▶ [Task data]:
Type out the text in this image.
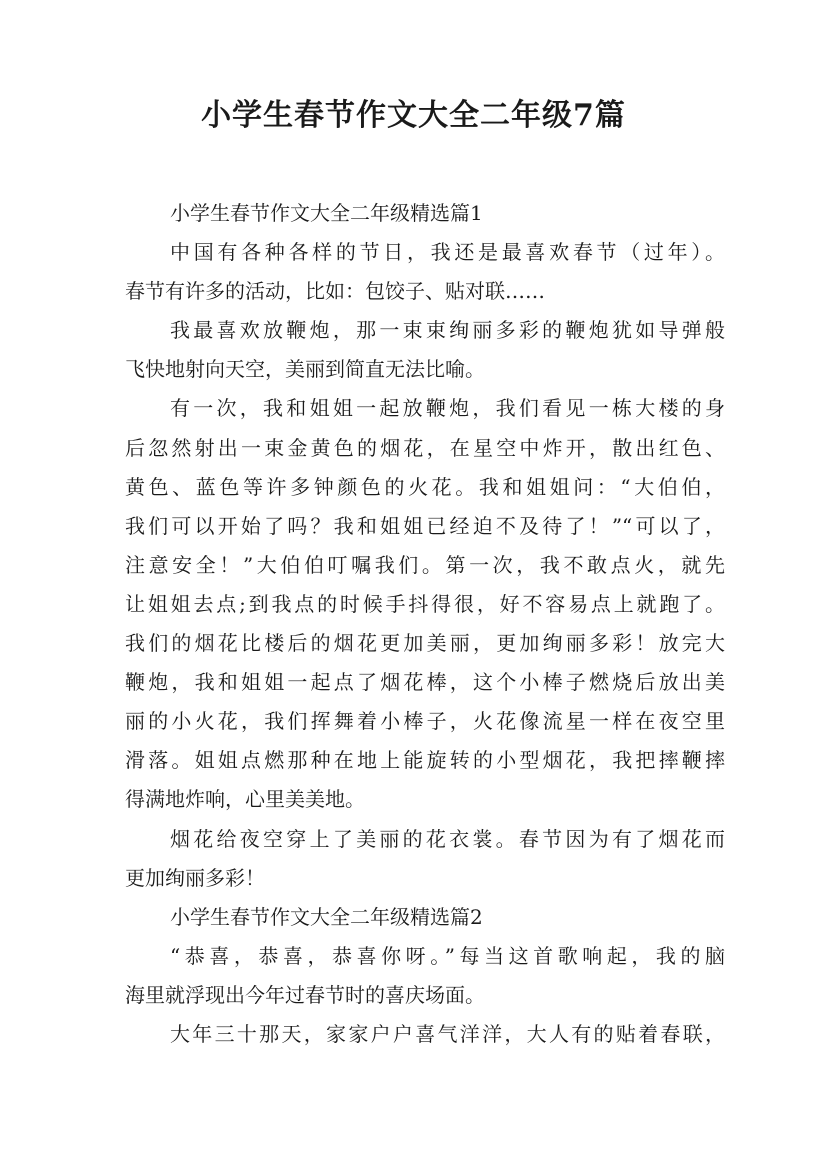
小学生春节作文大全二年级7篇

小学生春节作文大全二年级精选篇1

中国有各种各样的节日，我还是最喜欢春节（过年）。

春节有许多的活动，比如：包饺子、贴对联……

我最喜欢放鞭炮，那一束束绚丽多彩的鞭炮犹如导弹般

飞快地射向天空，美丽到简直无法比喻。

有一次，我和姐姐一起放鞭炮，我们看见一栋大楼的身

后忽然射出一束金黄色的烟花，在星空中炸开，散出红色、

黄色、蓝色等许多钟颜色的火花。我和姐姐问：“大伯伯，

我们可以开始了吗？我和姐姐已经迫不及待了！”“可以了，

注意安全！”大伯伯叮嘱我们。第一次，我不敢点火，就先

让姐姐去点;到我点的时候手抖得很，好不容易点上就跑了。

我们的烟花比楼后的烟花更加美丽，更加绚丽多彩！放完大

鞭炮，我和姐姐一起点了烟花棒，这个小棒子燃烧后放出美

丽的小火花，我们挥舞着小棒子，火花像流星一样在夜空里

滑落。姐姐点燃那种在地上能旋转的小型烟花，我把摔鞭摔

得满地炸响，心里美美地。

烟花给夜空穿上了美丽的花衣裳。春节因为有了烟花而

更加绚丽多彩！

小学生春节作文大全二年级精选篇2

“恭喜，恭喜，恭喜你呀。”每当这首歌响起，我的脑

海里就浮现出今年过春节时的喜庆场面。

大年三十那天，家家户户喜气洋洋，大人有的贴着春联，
==
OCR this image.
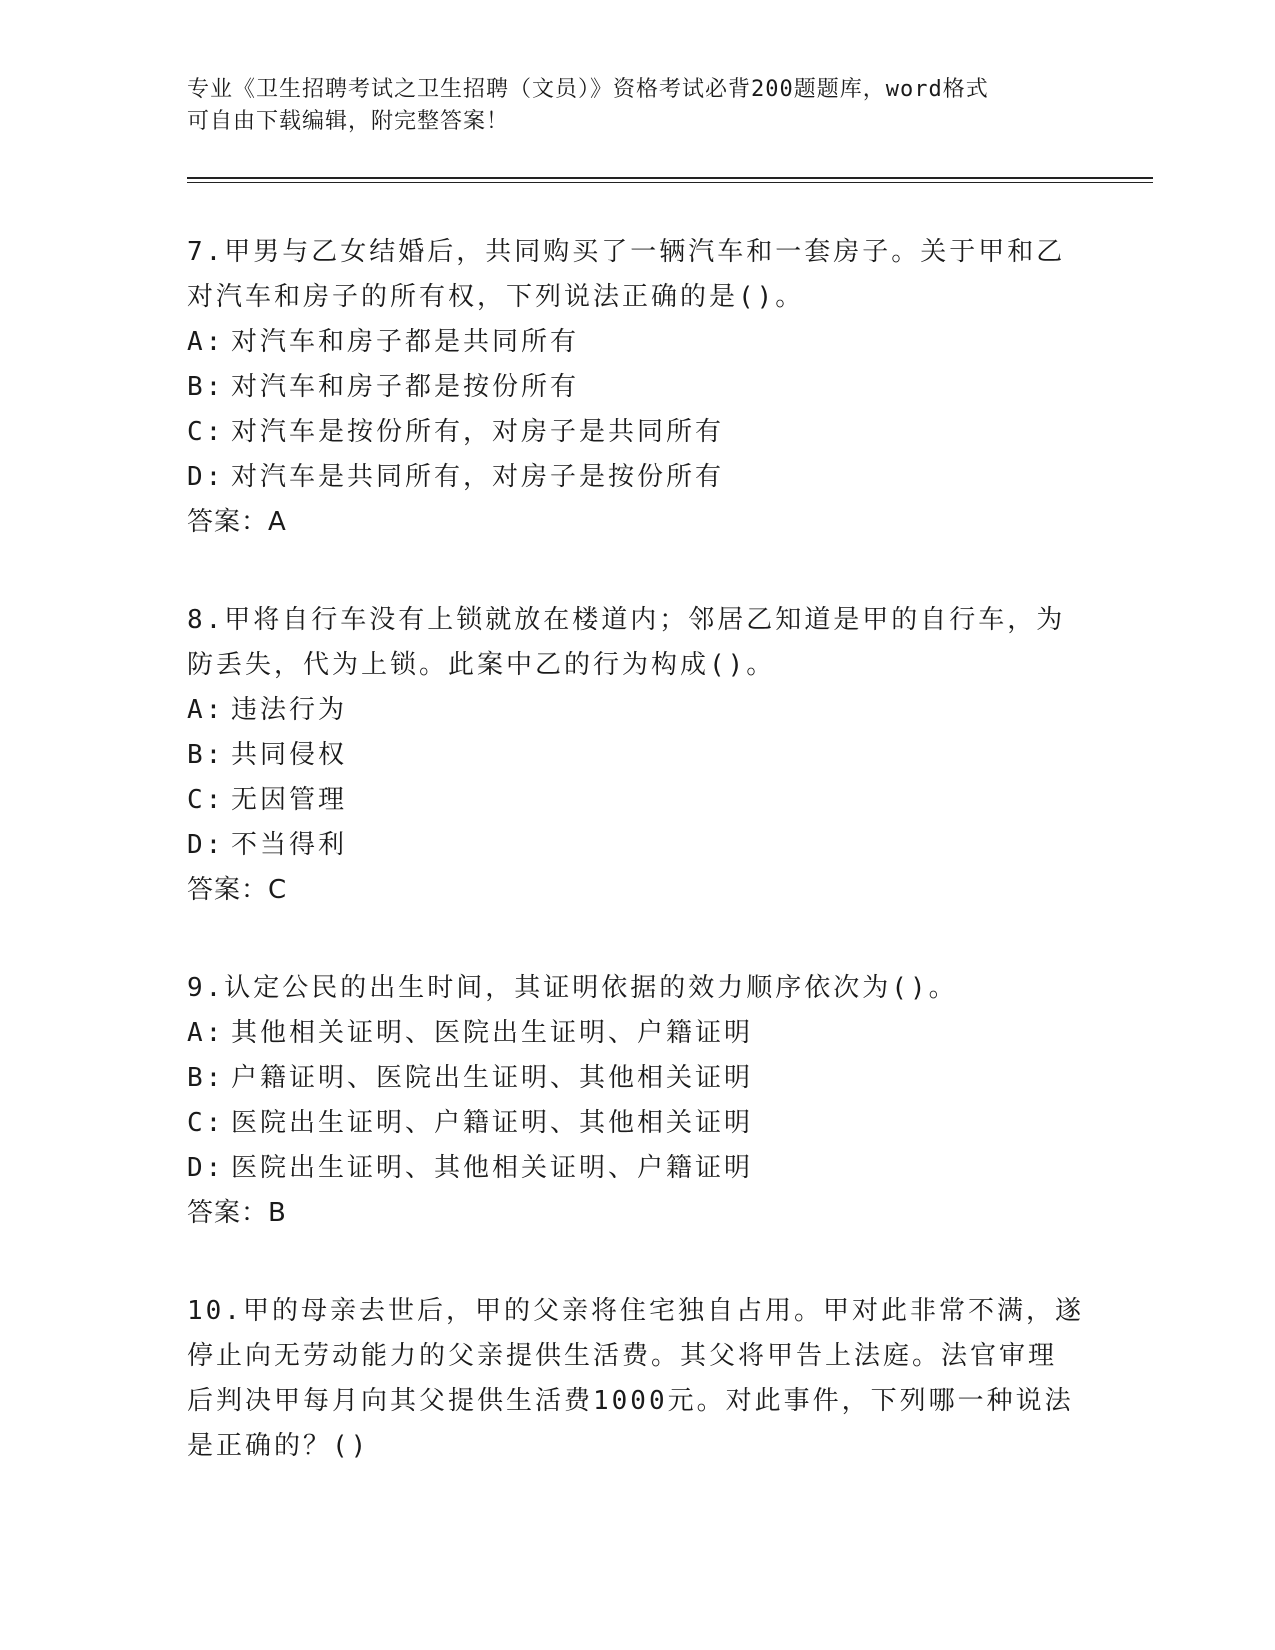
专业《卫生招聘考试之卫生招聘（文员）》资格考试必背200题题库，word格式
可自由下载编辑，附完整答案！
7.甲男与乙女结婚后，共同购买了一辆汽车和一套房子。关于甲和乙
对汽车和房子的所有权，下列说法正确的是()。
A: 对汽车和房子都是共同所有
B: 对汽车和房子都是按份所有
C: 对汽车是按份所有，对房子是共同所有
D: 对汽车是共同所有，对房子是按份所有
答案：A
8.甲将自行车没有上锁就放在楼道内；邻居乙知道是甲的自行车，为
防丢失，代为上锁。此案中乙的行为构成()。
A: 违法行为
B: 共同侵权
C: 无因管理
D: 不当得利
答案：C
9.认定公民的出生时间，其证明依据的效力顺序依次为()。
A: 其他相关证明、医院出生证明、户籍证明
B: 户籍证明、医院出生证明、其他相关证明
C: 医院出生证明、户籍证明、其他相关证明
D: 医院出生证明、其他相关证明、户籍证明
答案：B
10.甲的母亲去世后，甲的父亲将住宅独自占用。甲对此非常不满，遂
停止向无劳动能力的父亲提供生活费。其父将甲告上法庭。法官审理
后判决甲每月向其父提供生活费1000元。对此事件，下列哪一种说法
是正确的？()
...
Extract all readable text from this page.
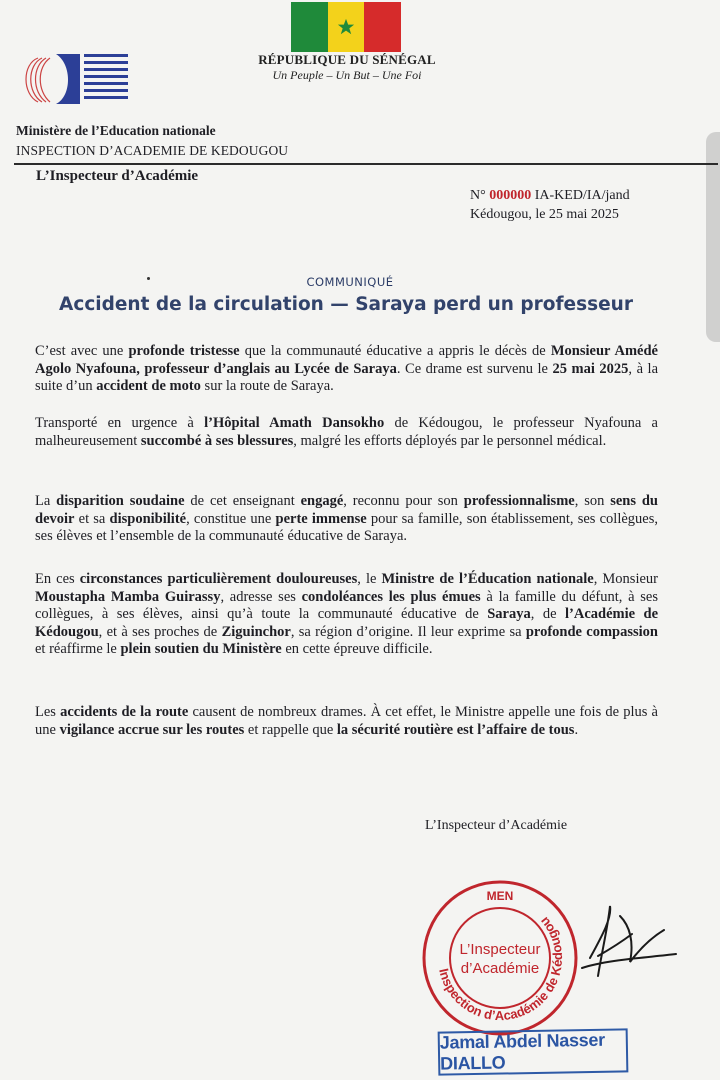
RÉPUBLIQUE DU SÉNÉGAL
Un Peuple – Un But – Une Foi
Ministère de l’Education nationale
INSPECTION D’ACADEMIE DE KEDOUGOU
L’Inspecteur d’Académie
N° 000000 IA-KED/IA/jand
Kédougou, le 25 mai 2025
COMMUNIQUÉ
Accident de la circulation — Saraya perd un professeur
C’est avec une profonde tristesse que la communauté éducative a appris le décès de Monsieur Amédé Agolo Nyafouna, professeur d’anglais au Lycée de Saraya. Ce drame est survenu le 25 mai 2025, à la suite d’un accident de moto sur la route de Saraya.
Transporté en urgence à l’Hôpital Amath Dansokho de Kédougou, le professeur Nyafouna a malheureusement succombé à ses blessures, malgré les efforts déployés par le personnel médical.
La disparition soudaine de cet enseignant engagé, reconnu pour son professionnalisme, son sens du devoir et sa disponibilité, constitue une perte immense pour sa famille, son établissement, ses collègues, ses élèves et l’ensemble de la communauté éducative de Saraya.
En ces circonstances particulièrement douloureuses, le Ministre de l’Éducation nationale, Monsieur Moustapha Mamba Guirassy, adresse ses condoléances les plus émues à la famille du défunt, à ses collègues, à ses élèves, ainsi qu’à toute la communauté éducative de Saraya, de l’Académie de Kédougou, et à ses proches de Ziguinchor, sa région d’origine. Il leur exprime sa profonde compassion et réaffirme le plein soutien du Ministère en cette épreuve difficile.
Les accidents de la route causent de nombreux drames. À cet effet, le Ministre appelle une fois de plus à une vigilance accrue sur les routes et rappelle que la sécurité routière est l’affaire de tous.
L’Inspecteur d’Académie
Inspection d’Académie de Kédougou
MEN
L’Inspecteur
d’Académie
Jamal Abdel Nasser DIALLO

▶ [Exercise]: Determine how many lines of the data contain the word "professeur", and reply with that number only.

▶ [Response]: 3